Your task: Repeat the records below exactly, leaving out every picture.

Rows:
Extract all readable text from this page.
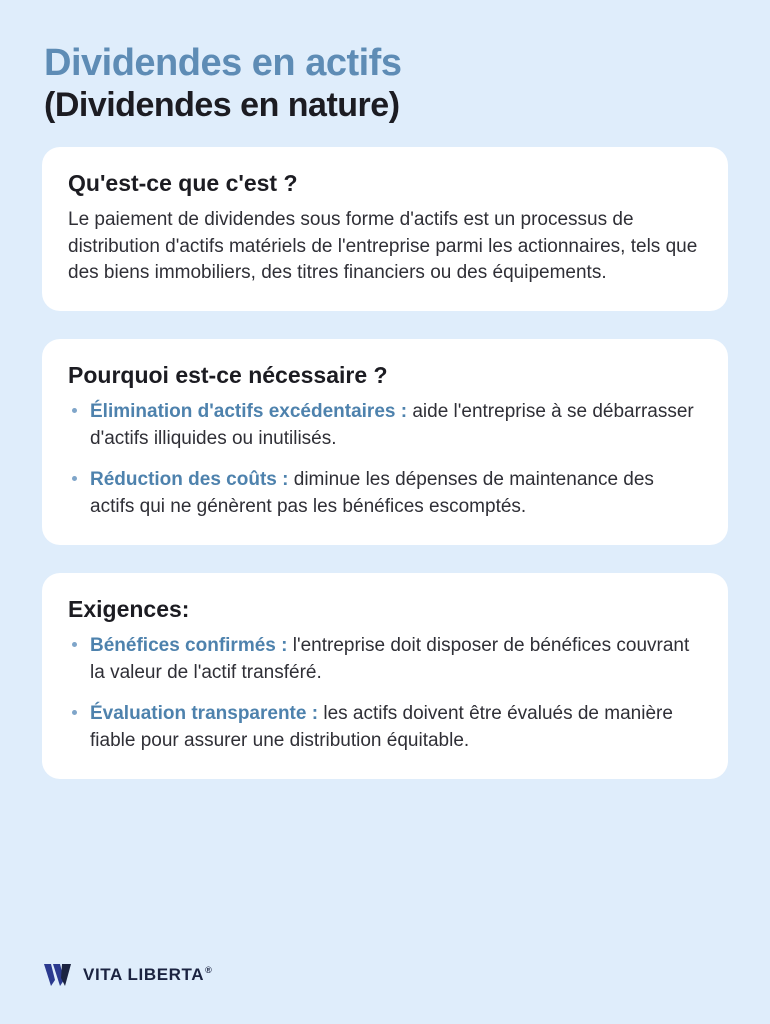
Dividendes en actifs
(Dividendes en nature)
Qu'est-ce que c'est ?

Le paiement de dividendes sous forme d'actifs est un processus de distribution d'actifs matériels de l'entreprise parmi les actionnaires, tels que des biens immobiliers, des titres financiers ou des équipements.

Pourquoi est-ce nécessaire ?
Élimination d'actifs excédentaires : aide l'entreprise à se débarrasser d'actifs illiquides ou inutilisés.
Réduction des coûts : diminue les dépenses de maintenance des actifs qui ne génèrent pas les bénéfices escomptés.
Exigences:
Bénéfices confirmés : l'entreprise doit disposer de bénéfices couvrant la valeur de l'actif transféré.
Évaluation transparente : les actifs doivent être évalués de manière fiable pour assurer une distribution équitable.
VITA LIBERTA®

Finished exercise:
Extract all readable text from this page.
Dividendes en actifs
(Dividendes en nature)
Qu'est-ce que c'est ?

Le paiement de dividendes sous forme d'actifs est un processus de distribution d'actifs matériels de l'entreprise parmi les actionnaires, tels que des biens immobiliers, des titres financiers ou des équipements.

Pourquoi est-ce nécessaire ?
Élimination d'actifs excédentaires : aide l'entreprise à se débarrasser d'actifs illiquides ou inutilisés.
Réduction des coûts : diminue les dépenses de maintenance des actifs qui ne génèrent pas les bénéfices escomptés.
Exigences:
Bénéfices confirmés : l'entreprise doit disposer de bénéfices couvrant la valeur de l'actif transféré.
Évaluation transparente : les actifs doivent être évalués de manière fiable pour assurer une distribution équitable.
VITA LIBERTA®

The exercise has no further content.